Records
━━━━━━

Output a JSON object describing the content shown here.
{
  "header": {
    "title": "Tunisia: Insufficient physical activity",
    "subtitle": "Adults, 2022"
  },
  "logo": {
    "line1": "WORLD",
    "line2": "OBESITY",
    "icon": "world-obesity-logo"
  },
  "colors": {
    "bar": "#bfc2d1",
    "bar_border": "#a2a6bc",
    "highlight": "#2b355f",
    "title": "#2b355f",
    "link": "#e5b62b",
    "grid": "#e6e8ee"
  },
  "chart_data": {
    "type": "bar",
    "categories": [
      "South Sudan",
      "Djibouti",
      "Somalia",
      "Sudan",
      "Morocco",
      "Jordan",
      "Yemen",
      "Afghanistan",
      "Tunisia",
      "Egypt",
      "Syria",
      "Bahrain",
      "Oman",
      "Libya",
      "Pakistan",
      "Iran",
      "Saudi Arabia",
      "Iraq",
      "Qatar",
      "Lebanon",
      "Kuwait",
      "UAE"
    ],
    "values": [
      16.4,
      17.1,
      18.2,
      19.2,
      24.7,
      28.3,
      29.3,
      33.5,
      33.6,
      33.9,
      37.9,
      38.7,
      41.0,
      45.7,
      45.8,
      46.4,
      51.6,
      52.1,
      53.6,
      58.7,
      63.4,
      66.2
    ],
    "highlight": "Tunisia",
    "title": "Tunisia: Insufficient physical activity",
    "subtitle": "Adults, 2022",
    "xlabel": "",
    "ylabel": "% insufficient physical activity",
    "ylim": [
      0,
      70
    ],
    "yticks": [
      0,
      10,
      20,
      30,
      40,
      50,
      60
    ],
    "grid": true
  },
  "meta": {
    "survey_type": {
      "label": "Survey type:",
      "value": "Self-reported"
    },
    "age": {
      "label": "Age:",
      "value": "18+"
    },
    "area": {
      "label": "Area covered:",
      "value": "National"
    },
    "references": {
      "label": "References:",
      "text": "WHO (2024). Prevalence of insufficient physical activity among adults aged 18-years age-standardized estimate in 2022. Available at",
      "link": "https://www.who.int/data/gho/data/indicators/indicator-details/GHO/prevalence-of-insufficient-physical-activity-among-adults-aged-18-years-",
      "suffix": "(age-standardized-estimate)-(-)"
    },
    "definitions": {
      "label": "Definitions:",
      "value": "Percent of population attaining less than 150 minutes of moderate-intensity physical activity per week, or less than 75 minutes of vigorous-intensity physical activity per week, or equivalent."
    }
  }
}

━━━━━━

Problem to solve - Output the lines above verbatim and in full.

Output below -
Output a JSON object describing the content shown here.
{
  "header": {
    "title": "Tunisia: Insufficient physical activity",
    "subtitle": "Adults, 2022"
  },
  "logo": {
    "line1": "WORLD",
    "line2": "OBESITY",
    "icon": "world-obesity-logo"
  },
  "colors": {
    "bar": "#bfc2d1",
    "bar_border": "#a2a6bc",
    "highlight": "#2b355f",
    "title": "#2b355f",
    "link": "#e5b62b",
    "grid": "#e6e8ee"
  },
  "chart_data": {
    "type": "bar",
    "categories": [
      "South Sudan",
      "Djibouti",
      "Somalia",
      "Sudan",
      "Morocco",
      "Jordan",
      "Yemen",
      "Afghanistan",
      "Tunisia",
      "Egypt",
      "Syria",
      "Bahrain",
      "Oman",
      "Libya",
      "Pakistan",
      "Iran",
      "Saudi Arabia",
      "Iraq",
      "Qatar",
      "Lebanon",
      "Kuwait",
      "UAE"
    ],
    "values": [
      16.4,
      17.1,
      18.2,
      19.2,
      24.7,
      28.3,
      29.3,
      33.5,
      33.6,
      33.9,
      37.9,
      38.7,
      41.0,
      45.7,
      45.8,
      46.4,
      51.6,
      52.1,
      53.6,
      58.7,
      63.4,
      66.2
    ],
    "highlight": "Tunisia",
    "title": "Tunisia: Insufficient physical activity",
    "subtitle": "Adults, 2022",
    "xlabel": "",
    "ylabel": "% insufficient physical activity",
    "ylim": [
      0,
      70
    ],
    "yticks": [
      0,
      10,
      20,
      30,
      40,
      50,
      60
    ],
    "grid": true
  },
  "meta": {
    "survey_type": {
      "label": "Survey type:",
      "value": "Self-reported"
    },
    "age": {
      "label": "Age:",
      "value": "18+"
    },
    "area": {
      "label": "Area covered:",
      "value": "National"
    },
    "references": {
      "label": "References:",
      "text": "WHO (2024). Prevalence of insufficient physical activity among adults aged 18-years age-standardized estimate in 2022. Available at",
      "link": "https://www.who.int/data/gho/data/indicators/indicator-details/GHO/prevalence-of-insufficient-physical-activity-among-adults-aged-18-years-",
      "suffix": "(age-standardized-estimate)-(-)"
    },
    "definitions": {
      "label": "Definitions:",
      "value": "Percent of population attaining less than 150 minutes of moderate-intensity physical activity per week, or less than 75 minutes of vigorous-intensity physical activity per week, or equivalent."
    }
  }
}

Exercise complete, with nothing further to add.